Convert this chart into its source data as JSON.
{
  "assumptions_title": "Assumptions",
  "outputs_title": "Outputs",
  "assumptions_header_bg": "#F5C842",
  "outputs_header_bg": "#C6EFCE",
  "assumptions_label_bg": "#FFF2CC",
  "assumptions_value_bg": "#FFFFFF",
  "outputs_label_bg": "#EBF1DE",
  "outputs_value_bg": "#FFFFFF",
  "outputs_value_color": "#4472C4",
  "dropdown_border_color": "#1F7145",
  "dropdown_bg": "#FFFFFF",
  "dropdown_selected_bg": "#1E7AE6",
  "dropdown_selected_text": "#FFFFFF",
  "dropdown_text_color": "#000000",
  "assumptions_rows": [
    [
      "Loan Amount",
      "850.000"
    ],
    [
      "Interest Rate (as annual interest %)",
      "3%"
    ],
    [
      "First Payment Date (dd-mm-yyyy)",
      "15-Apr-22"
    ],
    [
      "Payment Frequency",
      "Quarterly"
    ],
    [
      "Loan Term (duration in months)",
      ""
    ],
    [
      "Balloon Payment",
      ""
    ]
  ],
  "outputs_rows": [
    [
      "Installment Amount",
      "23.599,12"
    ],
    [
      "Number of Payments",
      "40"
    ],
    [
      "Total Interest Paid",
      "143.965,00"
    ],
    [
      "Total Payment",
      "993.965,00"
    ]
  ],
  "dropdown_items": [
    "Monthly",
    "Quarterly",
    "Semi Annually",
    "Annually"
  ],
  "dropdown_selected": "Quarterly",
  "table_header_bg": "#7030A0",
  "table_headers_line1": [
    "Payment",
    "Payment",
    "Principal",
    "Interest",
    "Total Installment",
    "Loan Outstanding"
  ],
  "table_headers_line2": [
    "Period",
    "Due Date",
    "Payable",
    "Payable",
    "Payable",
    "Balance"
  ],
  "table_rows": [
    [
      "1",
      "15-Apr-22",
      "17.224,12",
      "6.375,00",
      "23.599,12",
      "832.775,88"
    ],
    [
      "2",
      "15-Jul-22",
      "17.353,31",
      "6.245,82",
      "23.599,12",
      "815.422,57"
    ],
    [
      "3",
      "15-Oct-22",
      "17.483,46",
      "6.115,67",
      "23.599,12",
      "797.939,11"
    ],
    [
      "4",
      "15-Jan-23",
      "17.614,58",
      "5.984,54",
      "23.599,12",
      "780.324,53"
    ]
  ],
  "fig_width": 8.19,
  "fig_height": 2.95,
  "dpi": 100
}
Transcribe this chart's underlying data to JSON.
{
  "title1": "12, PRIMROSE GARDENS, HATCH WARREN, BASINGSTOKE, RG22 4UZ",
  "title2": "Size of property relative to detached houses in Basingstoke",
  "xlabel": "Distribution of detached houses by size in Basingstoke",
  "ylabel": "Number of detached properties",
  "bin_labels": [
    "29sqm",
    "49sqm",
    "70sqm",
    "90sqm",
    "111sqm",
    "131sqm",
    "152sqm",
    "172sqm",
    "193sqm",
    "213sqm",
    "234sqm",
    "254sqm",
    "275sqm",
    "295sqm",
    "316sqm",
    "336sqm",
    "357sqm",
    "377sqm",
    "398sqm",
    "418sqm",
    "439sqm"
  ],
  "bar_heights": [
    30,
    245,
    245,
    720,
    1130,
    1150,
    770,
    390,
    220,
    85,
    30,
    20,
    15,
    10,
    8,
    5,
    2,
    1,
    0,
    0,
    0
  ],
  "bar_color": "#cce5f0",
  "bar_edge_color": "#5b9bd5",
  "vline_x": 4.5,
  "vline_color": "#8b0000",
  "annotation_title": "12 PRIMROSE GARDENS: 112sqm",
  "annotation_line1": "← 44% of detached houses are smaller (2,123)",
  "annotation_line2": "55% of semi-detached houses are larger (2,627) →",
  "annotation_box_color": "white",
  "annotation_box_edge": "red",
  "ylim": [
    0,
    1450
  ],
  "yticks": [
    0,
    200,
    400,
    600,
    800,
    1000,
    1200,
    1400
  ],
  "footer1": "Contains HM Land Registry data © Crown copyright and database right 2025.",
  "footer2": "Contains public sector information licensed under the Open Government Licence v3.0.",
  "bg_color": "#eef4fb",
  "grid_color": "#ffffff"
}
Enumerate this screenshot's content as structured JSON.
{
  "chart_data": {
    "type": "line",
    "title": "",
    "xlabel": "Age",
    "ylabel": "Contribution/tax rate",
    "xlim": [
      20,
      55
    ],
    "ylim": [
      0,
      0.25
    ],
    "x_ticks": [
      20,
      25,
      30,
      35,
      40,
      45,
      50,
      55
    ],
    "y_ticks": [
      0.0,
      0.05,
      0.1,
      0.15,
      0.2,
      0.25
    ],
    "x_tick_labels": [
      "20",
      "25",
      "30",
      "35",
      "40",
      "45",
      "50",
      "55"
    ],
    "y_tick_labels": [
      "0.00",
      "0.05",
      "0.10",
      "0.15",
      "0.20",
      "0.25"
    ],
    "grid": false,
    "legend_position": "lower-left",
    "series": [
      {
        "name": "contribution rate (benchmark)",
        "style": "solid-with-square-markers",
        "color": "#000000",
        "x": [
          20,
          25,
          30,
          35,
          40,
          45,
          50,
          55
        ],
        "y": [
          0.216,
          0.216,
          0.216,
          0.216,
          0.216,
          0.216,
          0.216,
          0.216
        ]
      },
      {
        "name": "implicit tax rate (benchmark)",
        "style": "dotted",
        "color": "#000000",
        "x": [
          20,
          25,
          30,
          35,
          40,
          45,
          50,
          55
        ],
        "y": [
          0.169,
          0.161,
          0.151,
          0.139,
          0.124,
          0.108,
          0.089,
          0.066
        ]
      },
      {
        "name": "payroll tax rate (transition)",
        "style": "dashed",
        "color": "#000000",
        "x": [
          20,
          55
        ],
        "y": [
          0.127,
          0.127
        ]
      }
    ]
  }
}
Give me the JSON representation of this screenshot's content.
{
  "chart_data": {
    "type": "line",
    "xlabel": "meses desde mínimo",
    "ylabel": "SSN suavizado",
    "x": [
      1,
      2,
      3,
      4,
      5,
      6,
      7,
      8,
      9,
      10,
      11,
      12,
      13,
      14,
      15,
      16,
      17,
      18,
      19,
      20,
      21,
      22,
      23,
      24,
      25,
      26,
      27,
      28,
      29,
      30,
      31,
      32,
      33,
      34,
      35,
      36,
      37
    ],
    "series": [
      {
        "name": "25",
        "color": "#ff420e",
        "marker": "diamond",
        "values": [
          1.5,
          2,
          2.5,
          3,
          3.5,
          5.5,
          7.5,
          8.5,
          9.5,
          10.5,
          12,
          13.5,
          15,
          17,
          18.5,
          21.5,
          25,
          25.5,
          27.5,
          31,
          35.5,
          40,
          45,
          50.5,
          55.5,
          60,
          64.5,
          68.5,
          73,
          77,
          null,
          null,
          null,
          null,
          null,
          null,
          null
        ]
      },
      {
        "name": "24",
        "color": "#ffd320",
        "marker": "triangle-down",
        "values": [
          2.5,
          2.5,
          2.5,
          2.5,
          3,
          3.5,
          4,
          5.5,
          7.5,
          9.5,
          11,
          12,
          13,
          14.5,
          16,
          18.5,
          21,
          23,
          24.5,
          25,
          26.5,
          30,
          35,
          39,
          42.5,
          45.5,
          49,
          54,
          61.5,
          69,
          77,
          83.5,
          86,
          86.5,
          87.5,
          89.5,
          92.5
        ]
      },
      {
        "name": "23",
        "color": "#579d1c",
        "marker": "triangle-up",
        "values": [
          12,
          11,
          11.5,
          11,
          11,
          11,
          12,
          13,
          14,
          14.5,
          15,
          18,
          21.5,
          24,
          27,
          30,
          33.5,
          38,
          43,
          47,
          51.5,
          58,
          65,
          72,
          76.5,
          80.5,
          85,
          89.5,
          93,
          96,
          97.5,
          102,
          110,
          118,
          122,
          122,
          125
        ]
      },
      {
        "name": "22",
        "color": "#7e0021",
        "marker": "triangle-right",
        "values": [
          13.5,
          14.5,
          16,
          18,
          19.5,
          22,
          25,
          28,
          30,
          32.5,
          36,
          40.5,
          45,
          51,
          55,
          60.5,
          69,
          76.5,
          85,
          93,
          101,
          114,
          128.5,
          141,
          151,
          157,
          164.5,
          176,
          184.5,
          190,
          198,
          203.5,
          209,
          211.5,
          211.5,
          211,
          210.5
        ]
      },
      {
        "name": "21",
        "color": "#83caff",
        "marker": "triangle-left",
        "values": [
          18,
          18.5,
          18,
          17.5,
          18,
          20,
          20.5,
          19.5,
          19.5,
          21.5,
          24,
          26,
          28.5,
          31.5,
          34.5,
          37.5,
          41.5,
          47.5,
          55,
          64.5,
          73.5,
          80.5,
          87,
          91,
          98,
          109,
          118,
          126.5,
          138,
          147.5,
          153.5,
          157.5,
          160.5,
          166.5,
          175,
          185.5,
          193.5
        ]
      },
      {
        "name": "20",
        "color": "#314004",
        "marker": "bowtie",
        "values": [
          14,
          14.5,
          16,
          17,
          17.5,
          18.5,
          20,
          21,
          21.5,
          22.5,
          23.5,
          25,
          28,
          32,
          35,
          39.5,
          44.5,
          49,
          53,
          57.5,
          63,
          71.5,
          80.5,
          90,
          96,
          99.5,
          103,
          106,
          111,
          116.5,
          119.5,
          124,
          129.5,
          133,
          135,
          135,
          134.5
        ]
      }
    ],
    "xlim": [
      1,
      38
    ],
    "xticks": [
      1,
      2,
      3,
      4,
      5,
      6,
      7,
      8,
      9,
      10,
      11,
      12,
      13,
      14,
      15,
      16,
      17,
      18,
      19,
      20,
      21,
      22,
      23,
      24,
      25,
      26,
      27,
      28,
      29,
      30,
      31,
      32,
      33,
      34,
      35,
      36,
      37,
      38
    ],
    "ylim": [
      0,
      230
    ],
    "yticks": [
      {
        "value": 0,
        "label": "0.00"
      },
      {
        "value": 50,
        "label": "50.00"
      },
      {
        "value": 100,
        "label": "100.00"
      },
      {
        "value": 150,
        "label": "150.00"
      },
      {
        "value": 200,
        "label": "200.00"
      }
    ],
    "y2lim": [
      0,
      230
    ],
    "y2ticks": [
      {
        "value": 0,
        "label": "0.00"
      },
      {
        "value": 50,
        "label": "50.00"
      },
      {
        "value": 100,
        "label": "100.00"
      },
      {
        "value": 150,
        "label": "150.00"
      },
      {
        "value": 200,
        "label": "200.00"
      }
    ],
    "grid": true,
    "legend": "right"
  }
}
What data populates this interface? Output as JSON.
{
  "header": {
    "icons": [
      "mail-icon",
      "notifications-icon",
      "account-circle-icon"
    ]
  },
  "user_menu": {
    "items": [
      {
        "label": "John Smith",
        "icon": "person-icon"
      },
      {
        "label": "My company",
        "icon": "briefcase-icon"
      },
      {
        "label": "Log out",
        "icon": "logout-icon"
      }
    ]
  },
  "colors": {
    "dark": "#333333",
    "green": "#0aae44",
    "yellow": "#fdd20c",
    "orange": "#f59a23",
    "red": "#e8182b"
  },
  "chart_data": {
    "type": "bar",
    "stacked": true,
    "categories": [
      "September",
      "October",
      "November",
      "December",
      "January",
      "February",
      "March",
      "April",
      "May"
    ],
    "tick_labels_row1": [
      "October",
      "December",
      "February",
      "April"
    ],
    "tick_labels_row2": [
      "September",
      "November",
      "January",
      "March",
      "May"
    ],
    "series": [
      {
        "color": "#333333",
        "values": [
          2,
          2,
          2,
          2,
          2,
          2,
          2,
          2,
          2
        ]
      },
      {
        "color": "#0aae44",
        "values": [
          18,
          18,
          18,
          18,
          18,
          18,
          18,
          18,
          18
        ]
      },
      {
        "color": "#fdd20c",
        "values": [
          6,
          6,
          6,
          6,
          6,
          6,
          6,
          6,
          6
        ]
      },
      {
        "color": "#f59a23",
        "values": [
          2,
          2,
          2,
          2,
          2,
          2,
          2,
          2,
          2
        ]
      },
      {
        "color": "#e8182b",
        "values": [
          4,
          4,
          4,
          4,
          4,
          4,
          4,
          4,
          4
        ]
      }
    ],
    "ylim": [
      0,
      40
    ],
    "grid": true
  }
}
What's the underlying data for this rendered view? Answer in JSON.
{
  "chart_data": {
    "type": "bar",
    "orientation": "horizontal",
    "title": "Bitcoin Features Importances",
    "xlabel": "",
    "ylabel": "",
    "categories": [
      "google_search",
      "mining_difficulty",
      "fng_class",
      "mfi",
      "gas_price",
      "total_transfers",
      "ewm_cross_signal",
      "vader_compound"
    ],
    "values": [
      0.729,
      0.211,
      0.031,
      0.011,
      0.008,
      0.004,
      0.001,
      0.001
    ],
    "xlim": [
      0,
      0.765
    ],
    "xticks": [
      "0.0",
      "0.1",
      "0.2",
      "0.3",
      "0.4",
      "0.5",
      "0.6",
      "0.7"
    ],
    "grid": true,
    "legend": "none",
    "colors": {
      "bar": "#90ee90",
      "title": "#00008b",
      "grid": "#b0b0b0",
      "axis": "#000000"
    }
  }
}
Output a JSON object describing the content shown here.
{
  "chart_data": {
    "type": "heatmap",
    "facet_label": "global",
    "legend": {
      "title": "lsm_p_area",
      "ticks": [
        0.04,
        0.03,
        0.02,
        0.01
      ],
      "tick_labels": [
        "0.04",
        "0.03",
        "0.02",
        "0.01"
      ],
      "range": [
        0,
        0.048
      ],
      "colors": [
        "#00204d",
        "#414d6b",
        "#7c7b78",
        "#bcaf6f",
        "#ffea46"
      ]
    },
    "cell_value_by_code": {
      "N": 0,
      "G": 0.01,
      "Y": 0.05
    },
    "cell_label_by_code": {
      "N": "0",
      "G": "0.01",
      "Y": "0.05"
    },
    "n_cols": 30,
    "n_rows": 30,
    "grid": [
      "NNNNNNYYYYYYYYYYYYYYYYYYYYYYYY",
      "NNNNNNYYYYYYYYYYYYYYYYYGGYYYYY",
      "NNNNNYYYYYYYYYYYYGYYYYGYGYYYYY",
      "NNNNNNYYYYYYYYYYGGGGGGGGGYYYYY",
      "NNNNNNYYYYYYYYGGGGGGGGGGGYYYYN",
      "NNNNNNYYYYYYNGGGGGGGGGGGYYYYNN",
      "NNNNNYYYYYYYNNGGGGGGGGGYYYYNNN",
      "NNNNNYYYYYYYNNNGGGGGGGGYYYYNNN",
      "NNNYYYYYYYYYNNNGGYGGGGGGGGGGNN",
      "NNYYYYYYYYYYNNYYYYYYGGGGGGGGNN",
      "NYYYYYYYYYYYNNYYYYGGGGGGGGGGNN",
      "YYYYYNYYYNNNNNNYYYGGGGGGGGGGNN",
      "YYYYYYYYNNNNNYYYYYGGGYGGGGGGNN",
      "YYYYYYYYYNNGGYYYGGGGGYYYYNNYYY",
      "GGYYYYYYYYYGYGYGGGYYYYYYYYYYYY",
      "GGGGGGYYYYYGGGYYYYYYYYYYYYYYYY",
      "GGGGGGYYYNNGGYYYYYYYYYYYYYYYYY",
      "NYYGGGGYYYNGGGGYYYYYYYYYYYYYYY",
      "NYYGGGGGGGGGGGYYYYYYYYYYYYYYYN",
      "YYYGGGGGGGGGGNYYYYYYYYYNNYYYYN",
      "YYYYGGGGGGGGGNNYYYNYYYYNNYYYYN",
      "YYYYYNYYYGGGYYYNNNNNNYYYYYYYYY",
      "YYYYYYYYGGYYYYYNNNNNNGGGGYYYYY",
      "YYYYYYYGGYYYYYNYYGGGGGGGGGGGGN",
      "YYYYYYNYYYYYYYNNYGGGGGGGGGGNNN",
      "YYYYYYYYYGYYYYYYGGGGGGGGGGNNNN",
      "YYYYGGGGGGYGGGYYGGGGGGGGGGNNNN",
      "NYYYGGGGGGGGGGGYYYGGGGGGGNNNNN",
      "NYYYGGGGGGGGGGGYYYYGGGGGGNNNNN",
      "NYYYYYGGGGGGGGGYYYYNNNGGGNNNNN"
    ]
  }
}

-------

→ Task requirements
Select all lines in the listing that include the word "What".

→ Exercise solution
What data populates this interface? Output as JSON.
What's the underlying data for this rendered view? Answer in JSON.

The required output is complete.